> Aim
Collect all the lines that mention the word "dari".

> Data rows
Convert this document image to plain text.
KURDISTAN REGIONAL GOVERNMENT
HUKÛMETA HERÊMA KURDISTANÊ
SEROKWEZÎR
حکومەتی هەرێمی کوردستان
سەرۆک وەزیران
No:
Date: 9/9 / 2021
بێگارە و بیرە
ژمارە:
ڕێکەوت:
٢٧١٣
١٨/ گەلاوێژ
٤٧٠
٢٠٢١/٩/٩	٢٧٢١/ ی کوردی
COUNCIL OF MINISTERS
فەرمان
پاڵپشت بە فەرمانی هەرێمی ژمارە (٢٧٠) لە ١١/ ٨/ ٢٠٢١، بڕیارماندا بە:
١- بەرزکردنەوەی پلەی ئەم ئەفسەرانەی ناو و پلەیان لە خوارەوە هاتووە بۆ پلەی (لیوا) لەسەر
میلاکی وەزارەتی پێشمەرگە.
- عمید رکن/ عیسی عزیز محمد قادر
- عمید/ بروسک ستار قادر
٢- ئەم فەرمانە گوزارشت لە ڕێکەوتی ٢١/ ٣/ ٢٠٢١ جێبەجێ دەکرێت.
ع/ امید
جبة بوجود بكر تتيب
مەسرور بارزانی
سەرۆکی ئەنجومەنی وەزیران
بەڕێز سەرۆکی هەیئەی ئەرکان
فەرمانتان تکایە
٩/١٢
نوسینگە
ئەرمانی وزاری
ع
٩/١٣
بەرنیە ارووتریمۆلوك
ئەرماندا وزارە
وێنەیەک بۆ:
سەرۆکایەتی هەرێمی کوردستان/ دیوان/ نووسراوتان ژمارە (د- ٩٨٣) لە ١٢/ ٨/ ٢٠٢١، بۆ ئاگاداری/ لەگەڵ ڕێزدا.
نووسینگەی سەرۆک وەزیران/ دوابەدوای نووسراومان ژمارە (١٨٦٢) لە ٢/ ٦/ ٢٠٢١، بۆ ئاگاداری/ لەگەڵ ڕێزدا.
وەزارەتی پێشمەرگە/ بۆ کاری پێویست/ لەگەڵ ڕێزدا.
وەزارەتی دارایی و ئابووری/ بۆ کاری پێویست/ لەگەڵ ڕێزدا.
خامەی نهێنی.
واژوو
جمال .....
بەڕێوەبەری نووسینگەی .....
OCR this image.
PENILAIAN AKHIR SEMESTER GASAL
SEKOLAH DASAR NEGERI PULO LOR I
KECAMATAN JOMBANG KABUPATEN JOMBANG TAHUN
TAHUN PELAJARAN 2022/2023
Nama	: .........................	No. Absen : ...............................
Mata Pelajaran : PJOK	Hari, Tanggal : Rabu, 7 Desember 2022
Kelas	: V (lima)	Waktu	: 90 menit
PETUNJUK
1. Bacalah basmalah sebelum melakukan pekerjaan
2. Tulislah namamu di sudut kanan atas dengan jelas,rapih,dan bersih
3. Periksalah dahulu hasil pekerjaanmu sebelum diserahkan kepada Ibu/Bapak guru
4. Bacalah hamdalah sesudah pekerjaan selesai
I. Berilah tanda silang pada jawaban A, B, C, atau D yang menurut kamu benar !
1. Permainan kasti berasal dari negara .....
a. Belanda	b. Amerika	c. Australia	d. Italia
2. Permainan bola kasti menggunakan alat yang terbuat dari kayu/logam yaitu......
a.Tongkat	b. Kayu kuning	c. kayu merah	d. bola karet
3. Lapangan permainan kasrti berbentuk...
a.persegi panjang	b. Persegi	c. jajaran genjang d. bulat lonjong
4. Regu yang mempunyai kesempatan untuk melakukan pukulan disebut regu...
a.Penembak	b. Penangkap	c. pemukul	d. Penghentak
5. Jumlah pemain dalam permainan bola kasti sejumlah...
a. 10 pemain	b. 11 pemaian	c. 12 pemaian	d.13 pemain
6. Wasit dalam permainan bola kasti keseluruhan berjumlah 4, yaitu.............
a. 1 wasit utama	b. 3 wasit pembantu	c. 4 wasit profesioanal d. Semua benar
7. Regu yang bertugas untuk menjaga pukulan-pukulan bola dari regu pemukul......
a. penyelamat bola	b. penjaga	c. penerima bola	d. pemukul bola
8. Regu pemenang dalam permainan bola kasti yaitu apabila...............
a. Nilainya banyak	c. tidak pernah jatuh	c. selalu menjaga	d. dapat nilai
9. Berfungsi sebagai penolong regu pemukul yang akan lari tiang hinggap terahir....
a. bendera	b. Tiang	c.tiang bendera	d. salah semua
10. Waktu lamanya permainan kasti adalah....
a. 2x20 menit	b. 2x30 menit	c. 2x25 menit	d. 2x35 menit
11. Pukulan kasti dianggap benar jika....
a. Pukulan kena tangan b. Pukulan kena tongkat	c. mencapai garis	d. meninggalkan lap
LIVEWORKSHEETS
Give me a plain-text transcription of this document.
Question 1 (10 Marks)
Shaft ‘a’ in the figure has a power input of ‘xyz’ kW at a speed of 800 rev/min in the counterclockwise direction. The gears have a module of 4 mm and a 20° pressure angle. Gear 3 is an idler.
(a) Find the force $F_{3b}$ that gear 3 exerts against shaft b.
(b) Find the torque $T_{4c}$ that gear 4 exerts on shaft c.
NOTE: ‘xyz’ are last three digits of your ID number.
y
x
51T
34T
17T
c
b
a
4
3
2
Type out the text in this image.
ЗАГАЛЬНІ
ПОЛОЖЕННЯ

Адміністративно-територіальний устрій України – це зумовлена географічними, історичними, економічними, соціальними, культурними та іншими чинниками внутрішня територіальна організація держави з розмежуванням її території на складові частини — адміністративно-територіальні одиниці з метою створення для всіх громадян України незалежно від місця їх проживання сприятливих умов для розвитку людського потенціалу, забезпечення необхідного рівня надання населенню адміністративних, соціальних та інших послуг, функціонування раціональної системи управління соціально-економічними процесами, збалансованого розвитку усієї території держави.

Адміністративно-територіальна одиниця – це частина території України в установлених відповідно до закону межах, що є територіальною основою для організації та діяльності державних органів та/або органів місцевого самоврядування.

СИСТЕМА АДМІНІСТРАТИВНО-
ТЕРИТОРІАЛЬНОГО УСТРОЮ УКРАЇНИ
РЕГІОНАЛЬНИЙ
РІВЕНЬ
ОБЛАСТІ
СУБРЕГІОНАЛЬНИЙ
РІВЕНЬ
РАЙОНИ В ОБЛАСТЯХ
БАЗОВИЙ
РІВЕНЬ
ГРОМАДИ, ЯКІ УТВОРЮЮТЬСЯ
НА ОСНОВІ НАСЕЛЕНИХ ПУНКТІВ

> Response to the exercise
1. Permainan kasti berasal dari negara .....
2. Permainan bola kasti menggunakan alat yang terbuat dari kayu/logam yaitu......
7. Regu yang bertugas untuk menjaga pukulan-pukulan bola dari regu pemukul......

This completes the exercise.